- Your instructions: Print, verbatim, the stretch of the material from its start through the line that contains "scatter-point[interactable] xyxy=(802,227,818,243)", including both ends.

- Excerpted records:
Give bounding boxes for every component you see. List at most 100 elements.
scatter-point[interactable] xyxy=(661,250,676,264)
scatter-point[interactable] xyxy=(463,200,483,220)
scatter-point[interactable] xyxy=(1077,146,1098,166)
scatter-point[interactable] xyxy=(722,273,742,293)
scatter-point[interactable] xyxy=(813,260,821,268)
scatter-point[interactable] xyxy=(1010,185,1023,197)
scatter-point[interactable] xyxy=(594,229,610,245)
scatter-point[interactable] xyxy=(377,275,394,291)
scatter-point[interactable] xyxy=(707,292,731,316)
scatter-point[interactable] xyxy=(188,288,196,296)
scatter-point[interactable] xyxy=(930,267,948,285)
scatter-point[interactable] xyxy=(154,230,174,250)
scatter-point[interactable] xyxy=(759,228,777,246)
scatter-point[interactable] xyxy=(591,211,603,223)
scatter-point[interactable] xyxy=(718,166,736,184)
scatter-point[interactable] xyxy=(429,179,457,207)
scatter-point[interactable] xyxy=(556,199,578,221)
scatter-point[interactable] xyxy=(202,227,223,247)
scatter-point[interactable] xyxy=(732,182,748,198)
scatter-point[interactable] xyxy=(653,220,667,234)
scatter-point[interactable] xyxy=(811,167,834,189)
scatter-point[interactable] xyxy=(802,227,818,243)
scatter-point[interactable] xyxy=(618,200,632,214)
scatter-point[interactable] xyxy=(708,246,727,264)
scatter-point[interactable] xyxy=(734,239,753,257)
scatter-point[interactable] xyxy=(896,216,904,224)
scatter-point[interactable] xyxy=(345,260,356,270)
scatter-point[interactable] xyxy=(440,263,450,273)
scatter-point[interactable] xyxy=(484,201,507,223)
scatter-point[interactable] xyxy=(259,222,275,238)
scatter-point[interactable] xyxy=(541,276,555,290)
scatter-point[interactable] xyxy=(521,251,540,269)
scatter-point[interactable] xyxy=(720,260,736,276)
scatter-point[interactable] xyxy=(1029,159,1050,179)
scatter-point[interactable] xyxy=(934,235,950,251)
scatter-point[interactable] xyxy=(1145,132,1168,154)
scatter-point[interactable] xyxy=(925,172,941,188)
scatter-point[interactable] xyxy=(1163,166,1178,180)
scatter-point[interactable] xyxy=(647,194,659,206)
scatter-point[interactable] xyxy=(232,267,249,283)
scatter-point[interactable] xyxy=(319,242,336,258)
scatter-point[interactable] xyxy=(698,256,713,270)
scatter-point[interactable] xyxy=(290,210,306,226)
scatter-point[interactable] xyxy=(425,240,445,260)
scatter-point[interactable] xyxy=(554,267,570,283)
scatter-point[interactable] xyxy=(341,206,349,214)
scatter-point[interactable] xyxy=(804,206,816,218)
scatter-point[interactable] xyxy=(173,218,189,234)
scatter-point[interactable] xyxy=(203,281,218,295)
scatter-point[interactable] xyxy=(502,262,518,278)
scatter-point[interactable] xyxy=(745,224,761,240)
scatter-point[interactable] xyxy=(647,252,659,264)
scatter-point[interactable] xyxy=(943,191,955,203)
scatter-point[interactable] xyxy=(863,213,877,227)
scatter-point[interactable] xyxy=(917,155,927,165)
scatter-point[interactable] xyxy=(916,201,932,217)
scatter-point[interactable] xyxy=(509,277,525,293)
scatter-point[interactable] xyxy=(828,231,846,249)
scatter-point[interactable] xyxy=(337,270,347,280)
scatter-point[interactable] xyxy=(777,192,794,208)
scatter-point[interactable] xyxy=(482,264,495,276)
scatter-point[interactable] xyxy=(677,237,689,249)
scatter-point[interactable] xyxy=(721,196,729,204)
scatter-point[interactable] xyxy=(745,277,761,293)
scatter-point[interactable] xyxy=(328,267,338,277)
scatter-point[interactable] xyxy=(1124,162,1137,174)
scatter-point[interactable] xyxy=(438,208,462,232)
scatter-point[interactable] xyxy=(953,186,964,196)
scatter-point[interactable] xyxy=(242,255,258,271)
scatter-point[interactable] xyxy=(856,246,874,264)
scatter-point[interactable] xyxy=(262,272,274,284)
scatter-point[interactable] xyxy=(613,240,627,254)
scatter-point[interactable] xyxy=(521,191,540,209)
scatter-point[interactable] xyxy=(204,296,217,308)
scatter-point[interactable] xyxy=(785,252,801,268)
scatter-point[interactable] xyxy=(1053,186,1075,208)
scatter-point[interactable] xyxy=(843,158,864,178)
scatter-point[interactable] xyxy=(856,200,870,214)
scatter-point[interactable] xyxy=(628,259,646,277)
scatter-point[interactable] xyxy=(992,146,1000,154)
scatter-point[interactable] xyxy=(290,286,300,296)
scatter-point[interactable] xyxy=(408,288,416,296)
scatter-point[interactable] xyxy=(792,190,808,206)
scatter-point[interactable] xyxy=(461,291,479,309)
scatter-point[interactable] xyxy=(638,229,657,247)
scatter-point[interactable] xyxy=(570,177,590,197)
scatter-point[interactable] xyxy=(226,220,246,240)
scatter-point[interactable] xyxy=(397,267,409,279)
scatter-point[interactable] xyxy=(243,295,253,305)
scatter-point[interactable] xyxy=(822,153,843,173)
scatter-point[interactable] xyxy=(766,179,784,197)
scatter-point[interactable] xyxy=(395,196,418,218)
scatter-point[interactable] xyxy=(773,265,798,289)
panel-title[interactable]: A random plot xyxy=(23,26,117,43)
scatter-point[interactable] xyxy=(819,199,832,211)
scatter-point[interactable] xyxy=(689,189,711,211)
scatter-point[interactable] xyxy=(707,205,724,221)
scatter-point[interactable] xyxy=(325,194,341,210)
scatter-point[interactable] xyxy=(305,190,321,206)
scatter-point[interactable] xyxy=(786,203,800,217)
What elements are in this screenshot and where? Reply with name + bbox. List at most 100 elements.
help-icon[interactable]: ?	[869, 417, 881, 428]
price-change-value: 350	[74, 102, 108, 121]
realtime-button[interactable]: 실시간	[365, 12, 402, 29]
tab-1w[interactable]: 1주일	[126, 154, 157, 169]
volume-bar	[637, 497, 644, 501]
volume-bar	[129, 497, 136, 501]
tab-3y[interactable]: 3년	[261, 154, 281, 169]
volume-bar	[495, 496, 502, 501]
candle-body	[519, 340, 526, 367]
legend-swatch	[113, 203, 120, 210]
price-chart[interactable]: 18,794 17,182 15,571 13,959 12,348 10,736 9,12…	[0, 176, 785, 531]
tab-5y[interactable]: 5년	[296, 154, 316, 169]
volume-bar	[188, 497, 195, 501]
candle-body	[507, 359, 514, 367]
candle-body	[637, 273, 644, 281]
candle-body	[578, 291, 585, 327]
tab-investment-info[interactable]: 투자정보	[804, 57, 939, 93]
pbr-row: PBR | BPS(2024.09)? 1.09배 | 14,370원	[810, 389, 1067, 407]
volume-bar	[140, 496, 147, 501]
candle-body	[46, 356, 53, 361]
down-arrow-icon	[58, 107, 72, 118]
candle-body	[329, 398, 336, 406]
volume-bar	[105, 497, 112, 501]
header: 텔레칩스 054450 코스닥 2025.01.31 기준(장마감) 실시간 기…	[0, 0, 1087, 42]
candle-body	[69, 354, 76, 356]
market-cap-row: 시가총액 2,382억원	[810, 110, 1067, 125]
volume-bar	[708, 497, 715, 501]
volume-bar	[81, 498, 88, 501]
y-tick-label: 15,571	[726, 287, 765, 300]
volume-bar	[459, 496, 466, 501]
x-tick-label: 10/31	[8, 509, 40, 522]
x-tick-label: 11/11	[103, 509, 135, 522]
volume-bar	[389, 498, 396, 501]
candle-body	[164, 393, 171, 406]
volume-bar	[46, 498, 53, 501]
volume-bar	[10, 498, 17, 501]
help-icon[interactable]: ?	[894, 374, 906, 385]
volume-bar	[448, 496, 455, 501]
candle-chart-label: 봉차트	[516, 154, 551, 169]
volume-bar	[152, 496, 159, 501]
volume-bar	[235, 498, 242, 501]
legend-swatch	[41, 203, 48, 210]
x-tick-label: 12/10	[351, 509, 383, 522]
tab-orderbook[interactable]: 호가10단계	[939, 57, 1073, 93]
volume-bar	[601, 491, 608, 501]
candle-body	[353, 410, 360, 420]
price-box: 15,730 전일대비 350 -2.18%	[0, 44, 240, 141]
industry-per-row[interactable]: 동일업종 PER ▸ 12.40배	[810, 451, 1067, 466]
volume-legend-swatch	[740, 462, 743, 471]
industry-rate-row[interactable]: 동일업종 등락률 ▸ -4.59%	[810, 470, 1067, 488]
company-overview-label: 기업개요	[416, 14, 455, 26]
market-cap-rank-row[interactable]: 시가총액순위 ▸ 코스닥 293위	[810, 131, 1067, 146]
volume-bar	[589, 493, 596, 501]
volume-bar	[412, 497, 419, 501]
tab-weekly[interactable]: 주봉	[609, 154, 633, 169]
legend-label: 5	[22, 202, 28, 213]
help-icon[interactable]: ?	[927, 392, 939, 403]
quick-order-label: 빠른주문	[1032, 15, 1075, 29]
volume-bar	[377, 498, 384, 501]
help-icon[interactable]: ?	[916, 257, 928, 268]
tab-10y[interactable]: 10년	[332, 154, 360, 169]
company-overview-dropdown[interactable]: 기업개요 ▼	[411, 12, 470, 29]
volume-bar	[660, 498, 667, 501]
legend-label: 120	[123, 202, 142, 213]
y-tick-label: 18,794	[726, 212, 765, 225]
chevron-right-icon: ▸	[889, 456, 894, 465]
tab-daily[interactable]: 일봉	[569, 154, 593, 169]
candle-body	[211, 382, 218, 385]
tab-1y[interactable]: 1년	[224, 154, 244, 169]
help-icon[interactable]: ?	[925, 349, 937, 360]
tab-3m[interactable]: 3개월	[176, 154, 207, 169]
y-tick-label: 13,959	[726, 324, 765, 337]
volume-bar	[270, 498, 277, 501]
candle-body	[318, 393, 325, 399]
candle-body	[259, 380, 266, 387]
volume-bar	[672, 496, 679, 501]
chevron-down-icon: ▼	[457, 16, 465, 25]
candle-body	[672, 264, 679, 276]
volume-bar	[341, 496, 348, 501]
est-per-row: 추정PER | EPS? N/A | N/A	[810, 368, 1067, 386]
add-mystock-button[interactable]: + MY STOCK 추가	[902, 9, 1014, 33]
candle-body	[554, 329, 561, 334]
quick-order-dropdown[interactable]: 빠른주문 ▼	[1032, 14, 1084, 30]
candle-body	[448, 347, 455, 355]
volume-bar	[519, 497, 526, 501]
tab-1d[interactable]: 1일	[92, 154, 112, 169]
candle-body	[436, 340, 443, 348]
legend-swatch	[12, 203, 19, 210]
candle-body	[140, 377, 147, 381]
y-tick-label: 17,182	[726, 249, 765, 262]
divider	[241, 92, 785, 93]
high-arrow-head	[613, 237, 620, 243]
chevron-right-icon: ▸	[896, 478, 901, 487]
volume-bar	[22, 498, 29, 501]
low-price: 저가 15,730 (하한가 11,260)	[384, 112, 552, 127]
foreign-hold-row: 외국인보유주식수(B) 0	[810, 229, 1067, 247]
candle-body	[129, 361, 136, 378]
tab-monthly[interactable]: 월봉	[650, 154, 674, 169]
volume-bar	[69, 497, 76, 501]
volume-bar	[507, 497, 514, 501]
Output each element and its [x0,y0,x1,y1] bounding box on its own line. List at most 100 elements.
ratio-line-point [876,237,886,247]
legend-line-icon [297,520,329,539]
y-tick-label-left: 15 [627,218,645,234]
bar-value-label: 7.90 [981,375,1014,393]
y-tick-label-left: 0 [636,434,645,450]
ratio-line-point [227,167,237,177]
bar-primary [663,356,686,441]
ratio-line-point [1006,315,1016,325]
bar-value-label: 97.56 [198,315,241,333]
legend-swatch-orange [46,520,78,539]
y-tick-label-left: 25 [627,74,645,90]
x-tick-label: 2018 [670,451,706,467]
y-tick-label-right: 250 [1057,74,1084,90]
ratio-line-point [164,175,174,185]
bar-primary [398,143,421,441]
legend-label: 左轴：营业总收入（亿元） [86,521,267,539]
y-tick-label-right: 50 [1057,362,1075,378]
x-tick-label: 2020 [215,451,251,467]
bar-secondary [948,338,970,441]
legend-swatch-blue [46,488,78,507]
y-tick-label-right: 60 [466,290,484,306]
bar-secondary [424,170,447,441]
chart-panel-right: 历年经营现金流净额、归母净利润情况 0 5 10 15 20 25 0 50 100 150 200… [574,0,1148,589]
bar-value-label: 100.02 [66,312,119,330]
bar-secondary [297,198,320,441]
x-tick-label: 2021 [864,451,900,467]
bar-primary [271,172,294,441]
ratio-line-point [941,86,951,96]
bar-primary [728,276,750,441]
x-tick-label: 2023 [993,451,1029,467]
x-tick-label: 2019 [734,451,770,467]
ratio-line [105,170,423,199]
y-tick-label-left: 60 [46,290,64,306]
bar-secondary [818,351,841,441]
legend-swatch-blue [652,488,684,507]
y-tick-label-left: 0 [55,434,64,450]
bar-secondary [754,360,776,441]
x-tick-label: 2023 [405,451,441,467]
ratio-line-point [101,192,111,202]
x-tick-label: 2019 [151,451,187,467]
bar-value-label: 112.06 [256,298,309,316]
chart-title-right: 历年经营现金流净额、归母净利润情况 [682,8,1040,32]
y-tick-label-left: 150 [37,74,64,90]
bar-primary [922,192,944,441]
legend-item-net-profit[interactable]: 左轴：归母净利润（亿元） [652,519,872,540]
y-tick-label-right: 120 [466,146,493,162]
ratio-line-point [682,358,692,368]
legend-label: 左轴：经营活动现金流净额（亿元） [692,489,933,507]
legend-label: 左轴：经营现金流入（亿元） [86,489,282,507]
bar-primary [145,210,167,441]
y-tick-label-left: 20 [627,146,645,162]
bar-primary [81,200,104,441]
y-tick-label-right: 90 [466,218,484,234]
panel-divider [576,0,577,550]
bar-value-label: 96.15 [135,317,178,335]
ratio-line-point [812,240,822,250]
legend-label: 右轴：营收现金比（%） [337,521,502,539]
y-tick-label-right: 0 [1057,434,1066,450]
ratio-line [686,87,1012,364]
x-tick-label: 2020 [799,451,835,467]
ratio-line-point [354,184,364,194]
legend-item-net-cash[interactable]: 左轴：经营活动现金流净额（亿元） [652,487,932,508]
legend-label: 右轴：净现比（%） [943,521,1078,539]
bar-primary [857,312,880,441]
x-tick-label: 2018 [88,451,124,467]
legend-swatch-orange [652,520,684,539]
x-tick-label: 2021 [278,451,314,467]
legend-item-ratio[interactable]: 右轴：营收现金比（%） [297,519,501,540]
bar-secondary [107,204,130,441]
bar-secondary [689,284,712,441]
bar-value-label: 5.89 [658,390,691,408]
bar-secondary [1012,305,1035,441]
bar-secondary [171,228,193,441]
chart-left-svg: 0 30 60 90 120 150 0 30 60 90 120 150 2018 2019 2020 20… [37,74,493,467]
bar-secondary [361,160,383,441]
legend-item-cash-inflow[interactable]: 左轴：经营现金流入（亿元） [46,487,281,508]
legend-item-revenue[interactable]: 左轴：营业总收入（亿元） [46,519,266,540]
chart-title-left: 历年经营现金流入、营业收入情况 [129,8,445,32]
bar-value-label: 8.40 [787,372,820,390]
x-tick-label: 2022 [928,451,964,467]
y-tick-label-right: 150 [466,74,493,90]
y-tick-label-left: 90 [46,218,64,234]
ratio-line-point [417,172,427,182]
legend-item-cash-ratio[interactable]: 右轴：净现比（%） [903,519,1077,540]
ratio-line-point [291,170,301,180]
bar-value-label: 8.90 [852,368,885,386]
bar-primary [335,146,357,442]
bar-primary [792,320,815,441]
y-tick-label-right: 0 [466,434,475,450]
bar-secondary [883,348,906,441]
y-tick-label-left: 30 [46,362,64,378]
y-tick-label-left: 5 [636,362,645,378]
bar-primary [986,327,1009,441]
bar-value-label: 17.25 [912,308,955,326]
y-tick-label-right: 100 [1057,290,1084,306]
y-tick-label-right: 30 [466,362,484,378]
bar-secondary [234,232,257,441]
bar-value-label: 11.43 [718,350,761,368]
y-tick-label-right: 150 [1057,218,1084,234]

- Output of the task:
Give bounding boxes for every component you see. List at most 100 elements.
scatter-point[interactable] xyxy=(661,250,676,264)
scatter-point[interactable] xyxy=(463,200,483,220)
scatter-point[interactable] xyxy=(1077,146,1098,166)
scatter-point[interactable] xyxy=(722,273,742,293)
scatter-point[interactable] xyxy=(813,260,821,268)
scatter-point[interactable] xyxy=(1010,185,1023,197)
scatter-point[interactable] xyxy=(594,229,610,245)
scatter-point[interactable] xyxy=(377,275,394,291)
scatter-point[interactable] xyxy=(707,292,731,316)
scatter-point[interactable] xyxy=(188,288,196,296)
scatter-point[interactable] xyxy=(930,267,948,285)
scatter-point[interactable] xyxy=(154,230,174,250)
scatter-point[interactable] xyxy=(759,228,777,246)
scatter-point[interactable] xyxy=(591,211,603,223)
scatter-point[interactable] xyxy=(718,166,736,184)
scatter-point[interactable] xyxy=(429,179,457,207)
scatter-point[interactable] xyxy=(556,199,578,221)
scatter-point[interactable] xyxy=(202,227,223,247)
scatter-point[interactable] xyxy=(732,182,748,198)
scatter-point[interactable] xyxy=(653,220,667,234)
scatter-point[interactable] xyxy=(811,167,834,189)
scatter-point[interactable] xyxy=(802,227,818,243)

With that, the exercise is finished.